> [Short problem] Only the pictures are omitted; repeat all other data exactly.

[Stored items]
============================================================

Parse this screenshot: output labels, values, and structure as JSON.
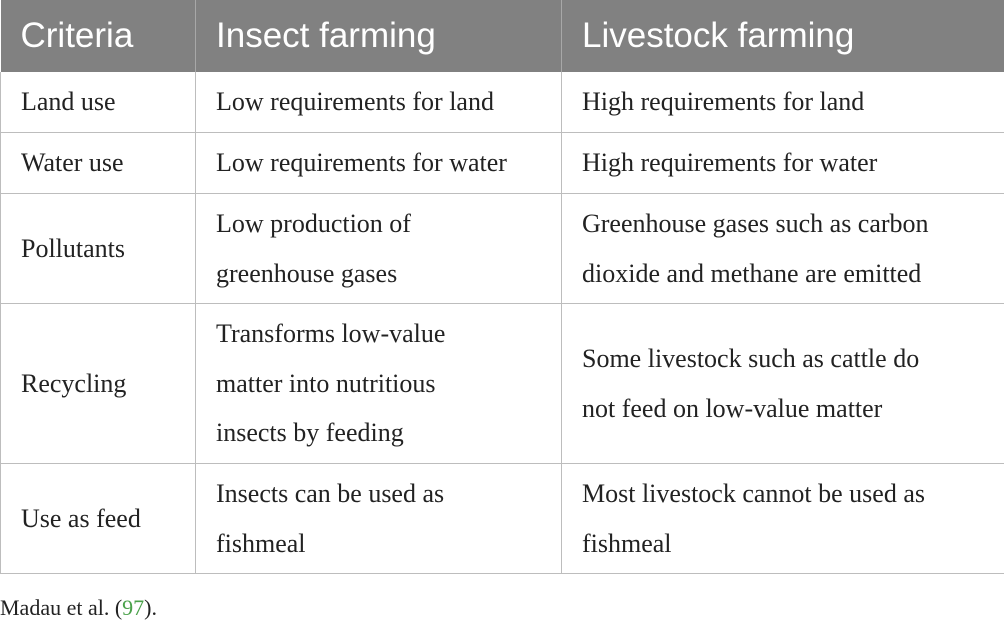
{
  "table": {
    "headers": [
      "Criteria",
      "Insect farming",
      "Livestock farming"
    ],
    "rows": [
      {
        "criteria": "Land use",
        "insect": [
          "Low requirements for land"
        ],
        "livestock": [
          "High requirements for land"
        ]
      },
      {
        "criteria": "Water use",
        "insect": [
          "Low requirements for water"
        ],
        "livestock": [
          "High requirements for water"
        ]
      },
      {
        "criteria": "Pollutants",
        "insect": [
          "Low production of",
          "greenhouse gases"
        ],
        "livestock": [
          "Greenhouse gases such as carbon",
          "dioxide and methane are emitted"
        ]
      },
      {
        "criteria": "Recycling",
        "insect": [
          "Transforms low-value",
          "matter into nutritious",
          "insects by feeding"
        ],
        "livestock": [
          "Some livestock such as cattle do",
          "not feed on low-value matter"
        ]
      },
      {
        "criteria": "Use as feed",
        "insect": [
          "Insects can be used as",
          "fishmeal"
        ],
        "livestock": [
          "Most livestock cannot be used as",
          "fishmeal"
        ]
      }
    ]
  },
  "footnote": {
    "prefix": "Madau et al. (",
    "ref": "97",
    "suffix": ").",
    "ref_color": "#4aa14a"
  },
  "colors": {
    "header_bg": "#818181",
    "header_text": "#ffffff",
    "border": "#bdbdbd"
  }
}
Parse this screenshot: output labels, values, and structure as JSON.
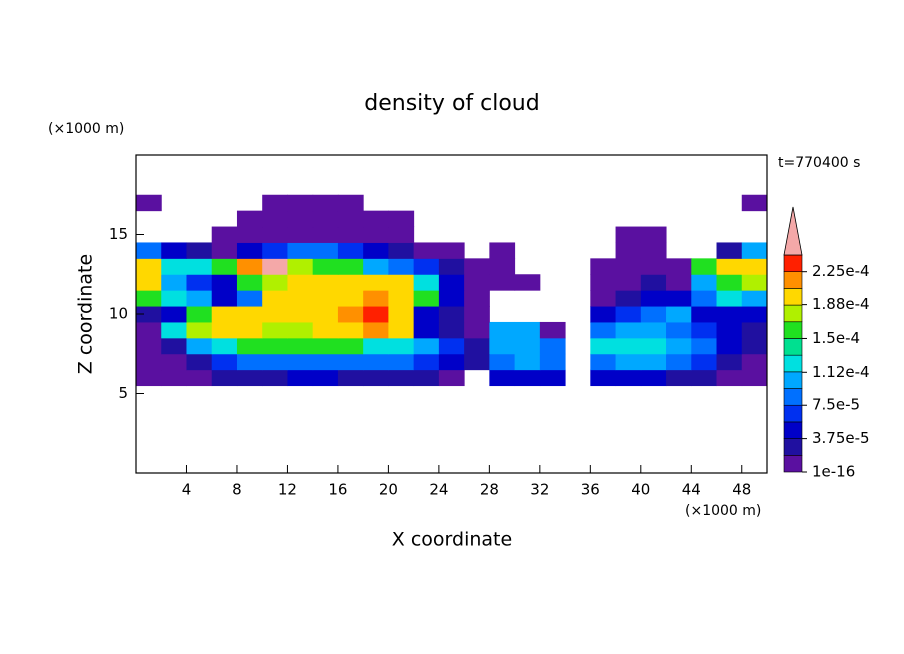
{
  "chart_data": {
    "type": "heatmap",
    "title": "density of cloud",
    "subtitle": "t=770400 s",
    "x_label": "X coordinate",
    "y_label": "Z coordinate",
    "x_unit": "(×1000 m)",
    "y_unit": "(×1000 m)",
    "xlim": [
      0,
      50
    ],
    "ylim": [
      0,
      20
    ],
    "xticks": [
      4,
      8,
      12,
      16,
      20,
      24,
      28,
      32,
      36,
      40,
      44,
      48
    ],
    "yticks": [
      5,
      10,
      15
    ],
    "x": [
      1,
      3,
      5,
      7,
      9,
      11,
      13,
      15,
      17,
      19,
      21,
      23,
      25,
      27,
      29,
      31,
      33,
      35,
      37,
      39,
      41,
      43,
      45,
      47,
      49
    ],
    "y": [
      6,
      7,
      8,
      9,
      10,
      11,
      12,
      13,
      14,
      15,
      16,
      17
    ],
    "values": [
      [
        1e-05,
        1e-05,
        1e-05,
        3e-05,
        3e-05,
        3e-05,
        5e-05,
        5e-05,
        3e-05,
        3e-05,
        3e-05,
        3e-05,
        1e-05,
        null,
        5e-05,
        5e-05,
        5e-05,
        null,
        5e-05,
        5e-05,
        5e-05,
        3e-05,
        3e-05,
        1e-05,
        1e-05
      ],
      [
        1e-05,
        1e-05,
        3e-05,
        7e-05,
        9e-05,
        9e-05,
        9e-05,
        9e-05,
        9e-05,
        9e-05,
        9e-05,
        7e-05,
        5e-05,
        3e-05,
        9e-05,
        0.00011,
        9e-05,
        null,
        9e-05,
        0.00011,
        0.00011,
        9e-05,
        7e-05,
        3e-05,
        1e-05
      ],
      [
        1e-05,
        3e-05,
        0.00011,
        0.00013,
        0.00015,
        0.00015,
        0.00015,
        0.00015,
        0.00015,
        0.00013,
        0.00013,
        0.00011,
        7e-05,
        3e-05,
        0.00011,
        0.00011,
        9e-05,
        null,
        0.00013,
        0.00013,
        0.00013,
        0.00011,
        9e-05,
        5e-05,
        3e-05
      ],
      [
        1e-05,
        0.00013,
        0.00017,
        0.0002,
        0.00019,
        0.00017,
        0.00017,
        0.00019,
        0.00019,
        0.00022,
        0.00019,
        5e-05,
        3e-05,
        1e-05,
        0.00011,
        0.00011,
        1e-05,
        null,
        9e-05,
        0.00011,
        0.00011,
        9e-05,
        7e-05,
        5e-05,
        3e-05
      ],
      [
        3e-05,
        5e-05,
        0.00015,
        0.00019,
        0.0002,
        0.00019,
        0.00019,
        0.0002,
        0.00022,
        0.00024,
        0.0002,
        5e-05,
        3e-05,
        1e-05,
        null,
        null,
        null,
        null,
        5e-05,
        7e-05,
        9e-05,
        0.00011,
        5e-05,
        5e-05,
        5e-05
      ],
      [
        0.00015,
        0.00013,
        0.00011,
        5e-05,
        9e-05,
        0.00019,
        0.0002,
        0.00019,
        0.0002,
        0.00022,
        0.00019,
        0.00015,
        5e-05,
        1e-05,
        null,
        null,
        null,
        null,
        1e-05,
        3e-05,
        5e-05,
        5e-05,
        9e-05,
        0.00013,
        0.00011
      ],
      [
        0.00019,
        0.00011,
        7e-05,
        5e-05,
        0.00015,
        0.00017,
        0.00019,
        0.00019,
        0.0002,
        0.0002,
        0.0002,
        0.00013,
        5e-05,
        1e-05,
        1e-05,
        1e-05,
        null,
        null,
        1e-05,
        1e-05,
        3e-05,
        1e-05,
        0.00011,
        0.00015,
        0.00017
      ],
      [
        0.0002,
        0.00013,
        0.00013,
        0.00015,
        0.00022,
        0.00025,
        0.00017,
        0.00015,
        0.00015,
        0.00011,
        9e-05,
        7e-05,
        3e-05,
        1e-05,
        1e-05,
        null,
        null,
        null,
        1e-05,
        1e-05,
        1e-05,
        1e-05,
        0.00015,
        0.00019,
        0.0002
      ],
      [
        9e-05,
        5e-05,
        3e-05,
        1e-05,
        5e-05,
        7e-05,
        9e-05,
        9e-05,
        7e-05,
        5e-05,
        3e-05,
        1e-05,
        1e-05,
        null,
        1e-05,
        null,
        null,
        null,
        null,
        1e-05,
        1e-05,
        null,
        null,
        3e-05,
        0.00011
      ],
      [
        null,
        null,
        null,
        1e-05,
        1e-05,
        1e-05,
        1e-05,
        1e-05,
        1e-05,
        1e-05,
        1e-05,
        null,
        null,
        null,
        null,
        null,
        null,
        null,
        null,
        1e-05,
        1e-05,
        null,
        null,
        null,
        null
      ],
      [
        null,
        null,
        null,
        null,
        1e-05,
        1e-05,
        1e-05,
        1e-05,
        1e-05,
        1e-05,
        1e-05,
        null,
        null,
        null,
        null,
        null,
        null,
        null,
        null,
        null,
        null,
        null,
        null,
        null,
        null
      ],
      [
        1e-05,
        null,
        null,
        null,
        null,
        1e-05,
        1e-05,
        1e-05,
        1e-05,
        null,
        null,
        null,
        null,
        null,
        null,
        null,
        null,
        null,
        null,
        null,
        null,
        null,
        null,
        null,
        1e-05
      ]
    ],
    "levels": [
      1e-16,
      1.875e-05,
      3.75e-05,
      5.625e-05,
      7.5e-05,
      9.375e-05,
      0.0001125,
      0.00013125,
      0.00015,
      0.00016875,
      0.0001875,
      0.00020625,
      0.000225,
      0.00024375
    ],
    "colors": [
      "#5a10a0",
      "#2010a0",
      "#0000c8",
      "#0030f0",
      "#0070ff",
      "#00a8ff",
      "#00e0e0",
      "#00e090",
      "#20e020",
      "#b0f000",
      "#ffd800",
      "#ff9000",
      "#ff2000"
    ],
    "over_color": "#f4a8a8",
    "colorbar_ticks": [
      1e-16,
      {
        "value": 3.75e-05,
        "label": "3.75e-5"
      },
      {
        "value": 7.5e-05,
        "label": "7.5e-5"
      },
      {
        "value": 0.000112,
        "label": "1.12e-4"
      },
      {
        "value": 0.00015,
        "label": "1.5e-4"
      },
      {
        "value": 0.000188,
        "label": "1.88e-4"
      },
      {
        "value": 0.000225,
        "label": "2.25e-4"
      }
    ]
  }
}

============================================================

> [Task solution]
Parse this screenshot: output labels, values, and structure as JSON.
{
  "table": {
    "headers": [
      "Criteria",
      "Insect farming",
      "Livestock farming"
    ],
    "rows": [
      {
        "criteria": "Land use",
        "insect": [
          "Low requirements for land"
        ],
        "livestock": [
          "High requirements for land"
        ]
      },
      {
        "criteria": "Water use",
        "insect": [
          "Low requirements for water"
        ],
        "livestock": [
          "High requirements for water"
        ]
      },
      {
        "criteria": "Pollutants",
        "insect": [
          "Low production of",
          "greenhouse gases"
        ],
        "livestock": [
          "Greenhouse gases such as carbon",
          "dioxide and methane are emitted"
        ]
      },
      {
        "criteria": "Recycling",
        "insect": [
          "Transforms low-value",
          "matter into nutritious",
          "insects by feeding"
        ],
        "livestock": [
          "Some livestock such as cattle do",
          "not feed on low-value matter"
        ]
      },
      {
        "criteria": "Use as feed",
        "insect": [
          "Insects can be used as",
          "fishmeal"
        ],
        "livestock": [
          "Most livestock cannot be used as",
          "fishmeal"
        ]
      }
    ]
  },
  "footnote": {
    "prefix": "Madau et al. (",
    "ref": "97",
    "suffix": ").",
    "ref_color": "#4aa14a"
  },
  "colors": {
    "header_bg": "#818181",
    "header_text": "#ffffff",
    "border": "#bdbdbd"
  }
}
Parse this screenshot: output labels, values, and structure as JSON.
{
  "chart_data": {
    "type": "heatmap",
    "title": "density of cloud",
    "subtitle": "t=770400 s",
    "x_label": "X coordinate",
    "y_label": "Z coordinate",
    "x_unit": "(×1000 m)",
    "y_unit": "(×1000 m)",
    "xlim": [
      0,
      50
    ],
    "ylim": [
      0,
      20
    ],
    "xticks": [
      4,
      8,
      12,
      16,
      20,
      24,
      28,
      32,
      36,
      40,
      44,
      48
    ],
    "yticks": [
      5,
      10,
      15
    ],
    "x": [
      1,
      3,
      5,
      7,
      9,
      11,
      13,
      15,
      17,
      19,
      21,
      23,
      25,
      27,
      29,
      31,
      33,
      35,
      37,
      39,
      41,
      43,
      45,
      47,
      49
    ],
    "y": [
      6,
      7,
      8,
      9,
      10,
      11,
      12,
      13,
      14,
      15,
      16,
      17
    ],
    "values": [
      [
        1e-05,
        1e-05,
        1e-05,
        3e-05,
        3e-05,
        3e-05,
        5e-05,
        5e-05,
        3e-05,
        3e-05,
        3e-05,
        3e-05,
        1e-05,
        null,
        5e-05,
        5e-05,
        5e-05,
        null,
        5e-05,
        5e-05,
        5e-05,
        3e-05,
        3e-05,
        1e-05,
        1e-05
      ],
      [
        1e-05,
        1e-05,
        3e-05,
        7e-05,
        9e-05,
        9e-05,
        9e-05,
        9e-05,
        9e-05,
        9e-05,
        9e-05,
        7e-05,
        5e-05,
        3e-05,
        9e-05,
        0.00011,
        9e-05,
        null,
        9e-05,
        0.00011,
        0.00011,
        9e-05,
        7e-05,
        3e-05,
        1e-05
      ],
      [
        1e-05,
        3e-05,
        0.00011,
        0.00013,
        0.00015,
        0.00015,
        0.00015,
        0.00015,
        0.00015,
        0.00013,
        0.00013,
        0.00011,
        7e-05,
        3e-05,
        0.00011,
        0.00011,
        9e-05,
        null,
        0.00013,
        0.00013,
        0.00013,
        0.00011,
        9e-05,
        5e-05,
        3e-05
      ],
      [
        1e-05,
        0.00013,
        0.00017,
        0.0002,
        0.00019,
        0.00017,
        0.00017,
        0.00019,
        0.00019,
        0.00022,
        0.00019,
        5e-05,
        3e-05,
        1e-05,
        0.00011,
        0.00011,
        1e-05,
        null,
        9e-05,
        0.00011,
        0.00011,
        9e-05,
        7e-05,
        5e-05,
        3e-05
      ],
      [
        3e-05,
        5e-05,
        0.00015,
        0.00019,
        0.0002,
        0.00019,
        0.00019,
        0.0002,
        0.00022,
        0.00024,
        0.0002,
        5e-05,
        3e-05,
        1e-05,
        null,
        null,
        null,
        null,
        5e-05,
        7e-05,
        9e-05,
        0.00011,
        5e-05,
        5e-05,
        5e-05
      ],
      [
        0.00015,
        0.00013,
        0.00011,
        5e-05,
        9e-05,
        0.00019,
        0.0002,
        0.00019,
        0.0002,
        0.00022,
        0.00019,
        0.00015,
        5e-05,
        1e-05,
        null,
        null,
        null,
        null,
        1e-05,
        3e-05,
        5e-05,
        5e-05,
        9e-05,
        0.00013,
        0.00011
      ],
      [
        0.00019,
        0.00011,
        7e-05,
        5e-05,
        0.00015,
        0.00017,
        0.00019,
        0.00019,
        0.0002,
        0.0002,
        0.0002,
        0.00013,
        5e-05,
        1e-05,
        1e-05,
        1e-05,
        null,
        null,
        1e-05,
        1e-05,
        3e-05,
        1e-05,
        0.00011,
        0.00015,
        0.00017
      ],
      [
        0.0002,
        0.00013,
        0.00013,
        0.00015,
        0.00022,
        0.00025,
        0.00017,
        0.00015,
        0.00015,
        0.00011,
        9e-05,
        7e-05,
        3e-05,
        1e-05,
        1e-05,
        null,
        null,
        null,
        1e-05,
        1e-05,
        1e-05,
        1e-05,
        0.00015,
        0.00019,
        0.0002
      ],
      [
        9e-05,
        5e-05,
        3e-05,
        1e-05,
        5e-05,
        7e-05,
        9e-05,
        9e-05,
        7e-05,
        5e-05,
        3e-05,
        1e-05,
        1e-05,
        null,
        1e-05,
        null,
        null,
        null,
        null,
        1e-05,
        1e-05,
        null,
        null,
        3e-05,
        0.00011
      ],
      [
        null,
        null,
        null,
        1e-05,
        1e-05,
        1e-05,
        1e-05,
        1e-05,
        1e-05,
        1e-05,
        1e-05,
        null,
        null,
        null,
        null,
        null,
        null,
        null,
        null,
        1e-05,
        1e-05,
        null,
        null,
        null,
        null
      ],
      [
        null,
        null,
        null,
        null,
        1e-05,
        1e-05,
        1e-05,
        1e-05,
        1e-05,
        1e-05,
        1e-05,
        null,
        null,
        null,
        null,
        null,
        null,
        null,
        null,
        null,
        null,
        null,
        null,
        null,
        null
      ],
      [
        1e-05,
        null,
        null,
        null,
        null,
        1e-05,
        1e-05,
        1e-05,
        1e-05,
        null,
        null,
        null,
        null,
        null,
        null,
        null,
        null,
        null,
        null,
        null,
        null,
        null,
        null,
        null,
        1e-05
      ]
    ],
    "levels": [
      1e-16,
      1.875e-05,
      3.75e-05,
      5.625e-05,
      7.5e-05,
      9.375e-05,
      0.0001125,
      0.00013125,
      0.00015,
      0.00016875,
      0.0001875,
      0.00020625,
      0.000225,
      0.00024375
    ],
    "colors": [
      "#5a10a0",
      "#2010a0",
      "#0000c8",
      "#0030f0",
      "#0070ff",
      "#00a8ff",
      "#00e0e0",
      "#00e090",
      "#20e020",
      "#b0f000",
      "#ffd800",
      "#ff9000",
      "#ff2000"
    ],
    "over_color": "#f4a8a8",
    "colorbar_ticks": [
      1e-16,
      {
        "value": 3.75e-05,
        "label": "3.75e-5"
      },
      {
        "value": 7.5e-05,
        "label": "7.5e-5"
      },
      {
        "value": 0.000112,
        "label": "1.12e-4"
      },
      {
        "value": 0.00015,
        "label": "1.5e-4"
      },
      {
        "value": 0.000188,
        "label": "1.88e-4"
      },
      {
        "value": 0.000225,
        "label": "2.25e-4"
      }
    ]
  }
}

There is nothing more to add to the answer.